══ Exercise material
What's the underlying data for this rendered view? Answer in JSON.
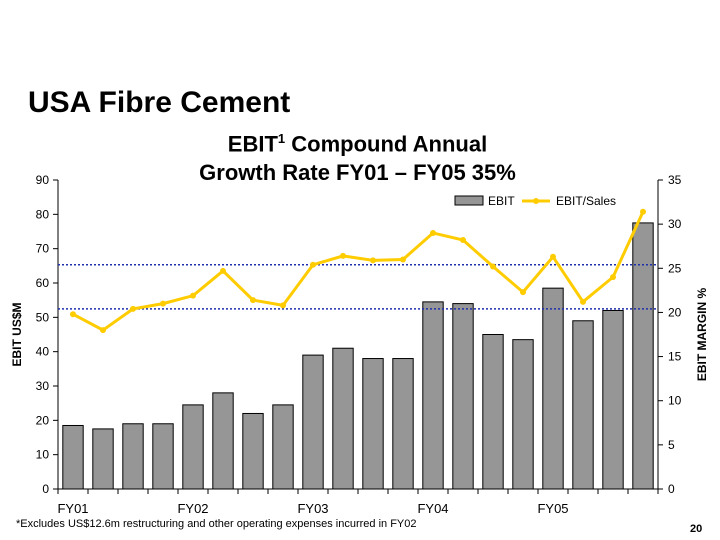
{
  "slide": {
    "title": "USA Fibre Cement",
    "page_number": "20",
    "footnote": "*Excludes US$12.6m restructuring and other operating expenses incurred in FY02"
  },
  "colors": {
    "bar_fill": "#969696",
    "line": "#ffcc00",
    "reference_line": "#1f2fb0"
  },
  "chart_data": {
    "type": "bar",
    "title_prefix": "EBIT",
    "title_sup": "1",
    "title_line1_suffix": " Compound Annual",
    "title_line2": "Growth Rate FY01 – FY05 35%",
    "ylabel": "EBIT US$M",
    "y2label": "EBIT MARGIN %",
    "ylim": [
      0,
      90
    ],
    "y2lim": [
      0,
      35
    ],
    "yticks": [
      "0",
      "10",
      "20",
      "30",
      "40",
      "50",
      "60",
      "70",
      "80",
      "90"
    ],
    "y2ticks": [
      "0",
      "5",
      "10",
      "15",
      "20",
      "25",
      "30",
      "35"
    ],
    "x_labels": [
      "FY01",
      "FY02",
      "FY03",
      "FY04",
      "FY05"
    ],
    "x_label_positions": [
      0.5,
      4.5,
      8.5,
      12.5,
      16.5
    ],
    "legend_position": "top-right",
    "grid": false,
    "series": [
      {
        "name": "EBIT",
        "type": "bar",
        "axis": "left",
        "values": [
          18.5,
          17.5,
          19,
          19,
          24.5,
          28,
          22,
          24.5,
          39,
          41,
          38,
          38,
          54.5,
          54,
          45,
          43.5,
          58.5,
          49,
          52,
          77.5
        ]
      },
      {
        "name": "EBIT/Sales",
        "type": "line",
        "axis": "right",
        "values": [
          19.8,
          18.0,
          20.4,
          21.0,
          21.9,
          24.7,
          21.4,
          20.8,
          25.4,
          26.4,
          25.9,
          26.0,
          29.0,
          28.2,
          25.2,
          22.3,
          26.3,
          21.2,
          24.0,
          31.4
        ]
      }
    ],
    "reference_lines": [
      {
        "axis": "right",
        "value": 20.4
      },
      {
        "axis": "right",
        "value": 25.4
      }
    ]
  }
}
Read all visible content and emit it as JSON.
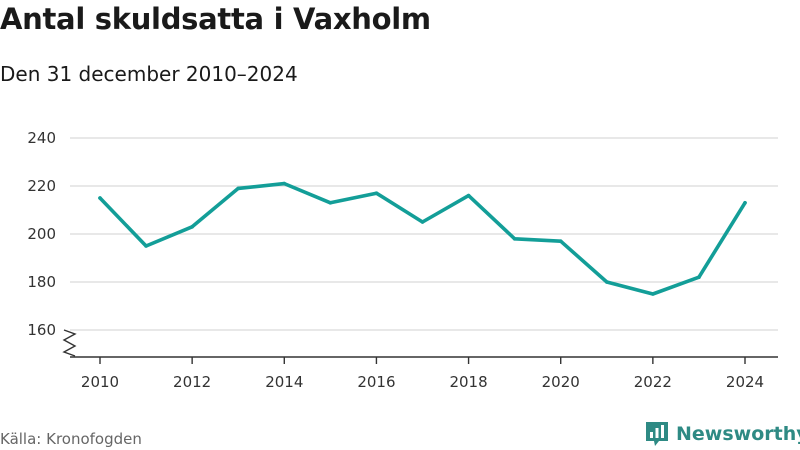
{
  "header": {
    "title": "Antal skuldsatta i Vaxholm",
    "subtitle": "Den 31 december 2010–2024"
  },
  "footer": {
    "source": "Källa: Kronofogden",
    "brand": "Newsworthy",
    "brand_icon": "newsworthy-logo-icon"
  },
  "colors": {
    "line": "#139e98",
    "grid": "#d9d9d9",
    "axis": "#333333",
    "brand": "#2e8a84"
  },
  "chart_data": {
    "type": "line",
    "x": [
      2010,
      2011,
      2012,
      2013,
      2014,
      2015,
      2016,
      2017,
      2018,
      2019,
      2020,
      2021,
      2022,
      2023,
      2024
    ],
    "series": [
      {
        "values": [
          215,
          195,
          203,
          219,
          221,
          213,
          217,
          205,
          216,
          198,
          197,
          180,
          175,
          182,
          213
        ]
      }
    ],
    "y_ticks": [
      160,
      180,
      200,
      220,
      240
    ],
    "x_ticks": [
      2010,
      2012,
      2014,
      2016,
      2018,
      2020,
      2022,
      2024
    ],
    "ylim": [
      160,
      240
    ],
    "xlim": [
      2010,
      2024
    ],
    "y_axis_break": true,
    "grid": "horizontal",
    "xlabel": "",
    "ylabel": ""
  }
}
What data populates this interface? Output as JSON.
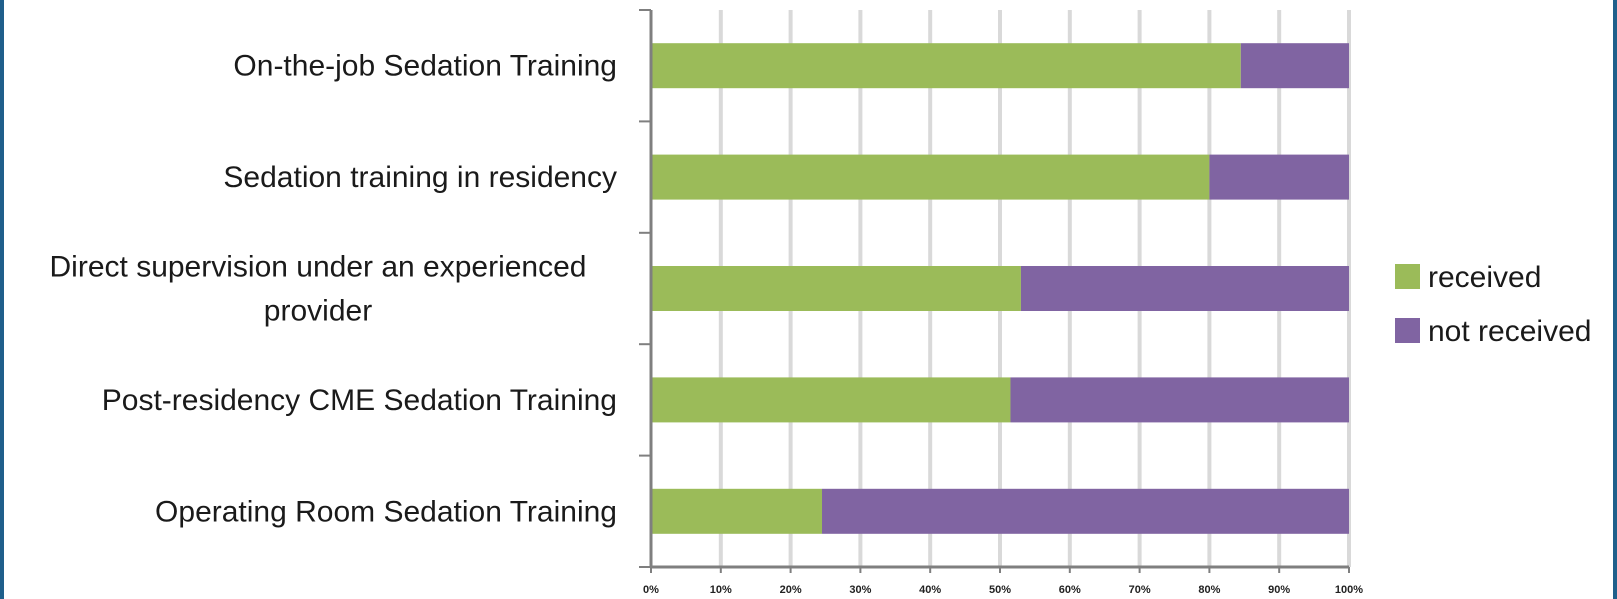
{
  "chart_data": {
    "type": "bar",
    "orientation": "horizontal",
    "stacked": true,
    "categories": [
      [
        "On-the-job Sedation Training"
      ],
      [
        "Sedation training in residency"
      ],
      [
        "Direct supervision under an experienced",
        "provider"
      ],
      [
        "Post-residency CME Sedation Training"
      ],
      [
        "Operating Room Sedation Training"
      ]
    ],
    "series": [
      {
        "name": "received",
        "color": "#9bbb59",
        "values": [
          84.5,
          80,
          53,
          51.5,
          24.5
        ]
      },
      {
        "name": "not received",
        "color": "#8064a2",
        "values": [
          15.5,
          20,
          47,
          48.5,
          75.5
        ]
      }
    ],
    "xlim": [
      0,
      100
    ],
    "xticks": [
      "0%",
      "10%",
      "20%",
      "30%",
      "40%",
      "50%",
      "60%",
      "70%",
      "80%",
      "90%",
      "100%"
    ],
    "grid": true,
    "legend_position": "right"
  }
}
════
### Task brief
Look through the entries above for the word "this". Copy every line where it shows up.

### Exercise output
What's the underlying data for this rendered view? Answer in JSON.
What data populates this interface? Output as JSON.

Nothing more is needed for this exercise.